* [What you have to do]:
Identify the lines that contain the word "cette", then copy them.

Records from a data collection:
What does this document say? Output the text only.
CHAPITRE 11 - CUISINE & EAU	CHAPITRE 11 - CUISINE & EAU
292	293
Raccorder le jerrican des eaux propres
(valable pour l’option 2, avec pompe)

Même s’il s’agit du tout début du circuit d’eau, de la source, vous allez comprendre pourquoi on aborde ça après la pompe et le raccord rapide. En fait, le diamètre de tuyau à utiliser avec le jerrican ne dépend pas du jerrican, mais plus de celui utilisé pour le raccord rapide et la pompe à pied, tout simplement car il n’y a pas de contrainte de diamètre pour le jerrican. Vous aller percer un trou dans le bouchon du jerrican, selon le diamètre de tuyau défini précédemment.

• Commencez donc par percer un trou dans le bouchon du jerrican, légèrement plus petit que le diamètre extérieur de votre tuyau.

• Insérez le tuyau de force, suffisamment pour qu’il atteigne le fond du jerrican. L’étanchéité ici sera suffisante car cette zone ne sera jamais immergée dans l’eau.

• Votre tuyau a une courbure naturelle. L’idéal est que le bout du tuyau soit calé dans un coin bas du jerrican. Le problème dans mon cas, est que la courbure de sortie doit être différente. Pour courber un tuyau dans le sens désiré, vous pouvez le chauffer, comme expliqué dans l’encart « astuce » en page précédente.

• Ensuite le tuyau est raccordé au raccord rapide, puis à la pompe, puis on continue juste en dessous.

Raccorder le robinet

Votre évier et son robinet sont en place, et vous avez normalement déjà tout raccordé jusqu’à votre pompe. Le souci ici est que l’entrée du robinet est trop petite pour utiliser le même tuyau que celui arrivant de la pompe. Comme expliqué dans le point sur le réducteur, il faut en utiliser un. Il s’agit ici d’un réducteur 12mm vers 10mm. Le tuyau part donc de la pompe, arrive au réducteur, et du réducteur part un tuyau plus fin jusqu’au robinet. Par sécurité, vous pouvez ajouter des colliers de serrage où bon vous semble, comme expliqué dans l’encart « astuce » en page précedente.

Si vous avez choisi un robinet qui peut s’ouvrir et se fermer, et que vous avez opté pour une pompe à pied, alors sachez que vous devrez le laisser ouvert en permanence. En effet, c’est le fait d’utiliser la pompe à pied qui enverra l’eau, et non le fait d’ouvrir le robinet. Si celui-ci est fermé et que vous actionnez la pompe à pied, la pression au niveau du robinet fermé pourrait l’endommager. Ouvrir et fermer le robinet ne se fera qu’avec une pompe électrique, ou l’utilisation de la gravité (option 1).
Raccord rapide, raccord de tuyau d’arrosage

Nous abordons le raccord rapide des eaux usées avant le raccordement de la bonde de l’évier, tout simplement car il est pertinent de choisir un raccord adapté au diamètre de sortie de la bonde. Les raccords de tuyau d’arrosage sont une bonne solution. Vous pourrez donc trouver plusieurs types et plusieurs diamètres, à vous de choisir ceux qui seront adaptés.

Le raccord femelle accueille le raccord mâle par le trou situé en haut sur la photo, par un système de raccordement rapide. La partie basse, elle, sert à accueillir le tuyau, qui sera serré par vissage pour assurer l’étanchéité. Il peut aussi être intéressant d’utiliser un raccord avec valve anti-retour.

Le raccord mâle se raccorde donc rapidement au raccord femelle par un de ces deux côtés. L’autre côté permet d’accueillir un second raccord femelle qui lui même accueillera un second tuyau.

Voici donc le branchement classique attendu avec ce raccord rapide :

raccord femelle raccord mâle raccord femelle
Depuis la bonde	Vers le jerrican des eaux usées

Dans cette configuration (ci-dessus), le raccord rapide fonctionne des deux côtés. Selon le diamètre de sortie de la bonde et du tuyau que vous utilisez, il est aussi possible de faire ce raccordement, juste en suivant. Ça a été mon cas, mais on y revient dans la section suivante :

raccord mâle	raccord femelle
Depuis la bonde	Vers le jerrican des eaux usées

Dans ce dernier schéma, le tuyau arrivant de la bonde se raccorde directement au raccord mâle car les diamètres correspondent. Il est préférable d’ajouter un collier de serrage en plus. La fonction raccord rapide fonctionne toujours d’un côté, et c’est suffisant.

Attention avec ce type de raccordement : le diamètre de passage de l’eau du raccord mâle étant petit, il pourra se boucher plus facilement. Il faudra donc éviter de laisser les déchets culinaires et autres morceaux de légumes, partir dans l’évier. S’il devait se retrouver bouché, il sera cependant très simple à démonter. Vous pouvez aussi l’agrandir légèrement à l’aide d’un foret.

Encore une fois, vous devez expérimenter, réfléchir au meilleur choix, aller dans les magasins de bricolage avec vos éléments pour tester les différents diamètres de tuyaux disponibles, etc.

--

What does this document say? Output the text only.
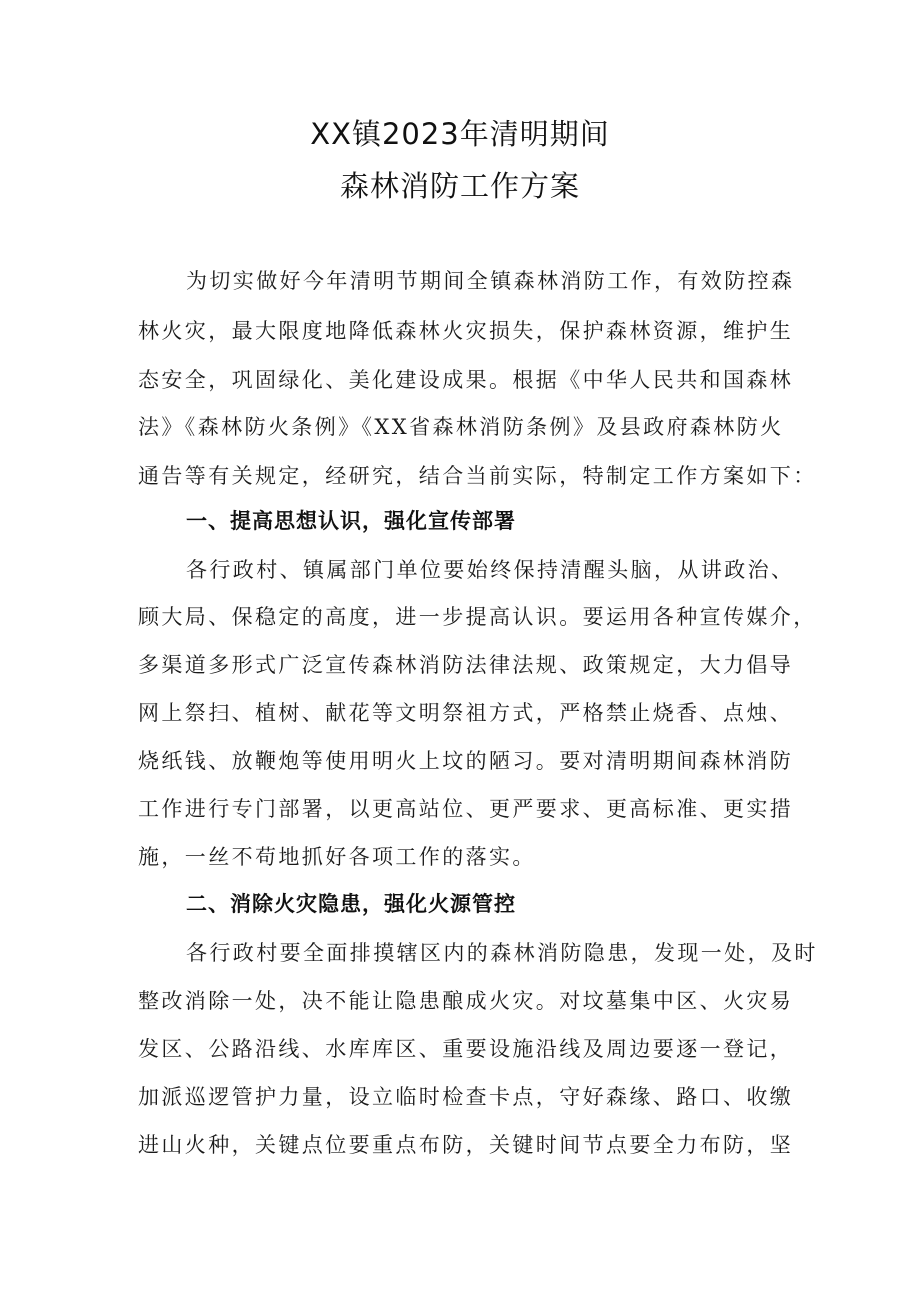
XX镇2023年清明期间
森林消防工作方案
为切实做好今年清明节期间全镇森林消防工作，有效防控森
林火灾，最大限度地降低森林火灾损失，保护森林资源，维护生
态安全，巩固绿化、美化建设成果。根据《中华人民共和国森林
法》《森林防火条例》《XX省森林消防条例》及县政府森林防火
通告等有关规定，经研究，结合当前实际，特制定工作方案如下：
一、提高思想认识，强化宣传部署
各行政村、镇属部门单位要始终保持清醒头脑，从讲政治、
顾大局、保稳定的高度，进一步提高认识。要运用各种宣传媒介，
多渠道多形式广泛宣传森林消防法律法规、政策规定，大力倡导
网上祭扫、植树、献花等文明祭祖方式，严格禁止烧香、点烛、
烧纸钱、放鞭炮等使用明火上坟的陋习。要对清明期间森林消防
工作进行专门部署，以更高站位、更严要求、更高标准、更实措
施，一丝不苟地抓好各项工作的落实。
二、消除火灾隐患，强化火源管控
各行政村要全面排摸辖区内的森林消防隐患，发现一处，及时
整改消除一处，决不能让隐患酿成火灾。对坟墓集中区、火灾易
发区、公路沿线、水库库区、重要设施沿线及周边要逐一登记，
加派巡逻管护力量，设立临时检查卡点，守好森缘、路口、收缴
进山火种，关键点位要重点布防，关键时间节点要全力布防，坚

...

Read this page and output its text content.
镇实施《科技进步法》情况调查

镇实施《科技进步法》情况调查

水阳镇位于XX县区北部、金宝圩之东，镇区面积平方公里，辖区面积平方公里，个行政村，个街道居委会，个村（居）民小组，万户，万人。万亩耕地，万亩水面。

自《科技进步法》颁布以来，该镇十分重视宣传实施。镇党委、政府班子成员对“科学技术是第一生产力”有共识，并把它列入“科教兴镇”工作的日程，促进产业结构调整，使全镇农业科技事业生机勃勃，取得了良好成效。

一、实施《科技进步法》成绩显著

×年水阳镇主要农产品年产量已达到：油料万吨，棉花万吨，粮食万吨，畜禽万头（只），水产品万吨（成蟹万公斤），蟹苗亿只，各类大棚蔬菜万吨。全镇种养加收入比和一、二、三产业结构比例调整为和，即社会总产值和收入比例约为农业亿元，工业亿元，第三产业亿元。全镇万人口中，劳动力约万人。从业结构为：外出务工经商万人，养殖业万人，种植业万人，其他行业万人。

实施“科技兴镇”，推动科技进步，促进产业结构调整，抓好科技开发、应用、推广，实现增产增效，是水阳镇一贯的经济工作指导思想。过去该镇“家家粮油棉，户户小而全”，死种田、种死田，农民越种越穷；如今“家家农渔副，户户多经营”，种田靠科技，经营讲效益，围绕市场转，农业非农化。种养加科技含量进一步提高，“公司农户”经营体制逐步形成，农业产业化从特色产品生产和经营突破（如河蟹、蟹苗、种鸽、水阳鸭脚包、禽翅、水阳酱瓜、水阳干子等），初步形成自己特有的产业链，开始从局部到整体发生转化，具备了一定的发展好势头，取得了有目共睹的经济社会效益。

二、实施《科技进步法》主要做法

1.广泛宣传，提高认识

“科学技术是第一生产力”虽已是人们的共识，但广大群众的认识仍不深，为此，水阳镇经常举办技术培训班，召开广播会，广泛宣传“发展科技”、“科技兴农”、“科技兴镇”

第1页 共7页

* [Correct result]:
• Insérez le tuyau de force, suffisamment pour qu’il atteigne le fond du jerrican. L’étanchéité ici sera suffisante car cette zone ne sera jamais immergée dans l’eau.
Dans cette configuration (ci-dessus), le raccord rapide fonctionne des deux côtés. Selon le diamètre de sortie de la bonde et du tuyau que vous utilisez, il est aussi possible de faire ce raccordement, juste en suivant. Ça a été mon cas, mais on y revient dans la section suivante :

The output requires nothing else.